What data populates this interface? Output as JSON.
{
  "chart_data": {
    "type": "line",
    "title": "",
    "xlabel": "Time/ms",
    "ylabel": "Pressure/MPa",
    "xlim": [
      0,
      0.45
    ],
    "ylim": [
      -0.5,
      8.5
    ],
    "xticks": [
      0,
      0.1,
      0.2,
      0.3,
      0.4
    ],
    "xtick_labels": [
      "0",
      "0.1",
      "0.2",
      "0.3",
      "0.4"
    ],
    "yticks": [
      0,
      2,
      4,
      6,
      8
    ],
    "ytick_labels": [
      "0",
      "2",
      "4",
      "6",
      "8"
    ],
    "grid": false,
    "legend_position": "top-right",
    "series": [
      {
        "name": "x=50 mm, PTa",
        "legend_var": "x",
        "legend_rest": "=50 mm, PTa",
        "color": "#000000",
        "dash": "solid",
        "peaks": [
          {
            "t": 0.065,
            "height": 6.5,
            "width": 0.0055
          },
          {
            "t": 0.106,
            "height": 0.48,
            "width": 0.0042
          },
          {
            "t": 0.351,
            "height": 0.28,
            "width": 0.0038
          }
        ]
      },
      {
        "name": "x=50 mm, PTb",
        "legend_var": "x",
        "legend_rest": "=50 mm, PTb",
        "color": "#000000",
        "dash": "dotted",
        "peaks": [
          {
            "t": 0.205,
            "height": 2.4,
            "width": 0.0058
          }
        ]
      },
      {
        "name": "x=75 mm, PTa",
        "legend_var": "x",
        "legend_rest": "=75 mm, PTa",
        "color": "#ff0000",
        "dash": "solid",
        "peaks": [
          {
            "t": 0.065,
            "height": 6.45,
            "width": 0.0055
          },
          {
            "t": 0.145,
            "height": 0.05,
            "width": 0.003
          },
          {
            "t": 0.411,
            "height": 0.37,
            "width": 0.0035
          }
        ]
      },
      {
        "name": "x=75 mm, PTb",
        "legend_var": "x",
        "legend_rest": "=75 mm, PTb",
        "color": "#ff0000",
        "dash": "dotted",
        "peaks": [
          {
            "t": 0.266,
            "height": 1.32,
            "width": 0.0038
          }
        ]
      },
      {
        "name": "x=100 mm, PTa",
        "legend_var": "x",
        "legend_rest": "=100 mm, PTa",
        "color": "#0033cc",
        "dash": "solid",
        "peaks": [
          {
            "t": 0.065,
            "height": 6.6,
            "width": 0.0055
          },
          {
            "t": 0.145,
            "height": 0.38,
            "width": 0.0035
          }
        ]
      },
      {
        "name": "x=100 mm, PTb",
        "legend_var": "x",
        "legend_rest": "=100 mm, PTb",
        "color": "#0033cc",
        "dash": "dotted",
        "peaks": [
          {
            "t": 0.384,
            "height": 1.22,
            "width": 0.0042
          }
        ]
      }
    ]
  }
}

--*--

Repeat the data verbatim.

→ Exercise result:
What data populates this interface? Output as JSON.
{
  "chart_data": {
    "type": "line",
    "title": "",
    "xlabel": "Time/ms",
    "ylabel": "Pressure/MPa",
    "xlim": [
      0,
      0.45
    ],
    "ylim": [
      -0.5,
      8.5
    ],
    "xticks": [
      0,
      0.1,
      0.2,
      0.3,
      0.4
    ],
    "xtick_labels": [
      "0",
      "0.1",
      "0.2",
      "0.3",
      "0.4"
    ],
    "yticks": [
      0,
      2,
      4,
      6,
      8
    ],
    "ytick_labels": [
      "0",
      "2",
      "4",
      "6",
      "8"
    ],
    "grid": false,
    "legend_position": "top-right",
    "series": [
      {
        "name": "x=50 mm, PTa",
        "legend_var": "x",
        "legend_rest": "=50 mm, PTa",
        "color": "#000000",
        "dash": "solid",
        "peaks": [
          {
            "t": 0.065,
            "height": 6.5,
            "width": 0.0055
          },
          {
            "t": 0.106,
            "height": 0.48,
            "width": 0.0042
          },
          {
            "t": 0.351,
            "height": 0.28,
            "width": 0.0038
          }
        ]
      },
      {
        "name": "x=50 mm, PTb",
        "legend_var": "x",
        "legend_rest": "=50 mm, PTb",
        "color": "#000000",
        "dash": "dotted",
        "peaks": [
          {
            "t": 0.205,
            "height": 2.4,
            "width": 0.0058
          }
        ]
      },
      {
        "name": "x=75 mm, PTa",
        "legend_var": "x",
        "legend_rest": "=75 mm, PTa",
        "color": "#ff0000",
        "dash": "solid",
        "peaks": [
          {
            "t": 0.065,
            "height": 6.45,
            "width": 0.0055
          },
          {
            "t": 0.145,
            "height": 0.05,
            "width": 0.003
          },
          {
            "t": 0.411,
            "height": 0.37,
            "width": 0.0035
          }
        ]
      },
      {
        "name": "x=75 mm, PTb",
        "legend_var": "x",
        "legend_rest": "=75 mm, PTb",
        "color": "#ff0000",
        "dash": "dotted",
        "peaks": [
          {
            "t": 0.266,
            "height": 1.32,
            "width": 0.0038
          }
        ]
      },
      {
        "name": "x=100 mm, PTa",
        "legend_var": "x",
        "legend_rest": "=100 mm, PTa",
        "color": "#0033cc",
        "dash": "solid",
        "peaks": [
          {
            "t": 0.065,
            "height": 6.6,
            "width": 0.0055
          },
          {
            "t": 0.145,
            "height": 0.38,
            "width": 0.0035
          }
        ]
      },
      {
        "name": "x=100 mm, PTb",
        "legend_var": "x",
        "legend_rest": "=100 mm, PTb",
        "color": "#0033cc",
        "dash": "dotted",
        "peaks": [
          {
            "t": 0.384,
            "height": 1.22,
            "width": 0.0042
          }
        ]
      }
    ]
  }
}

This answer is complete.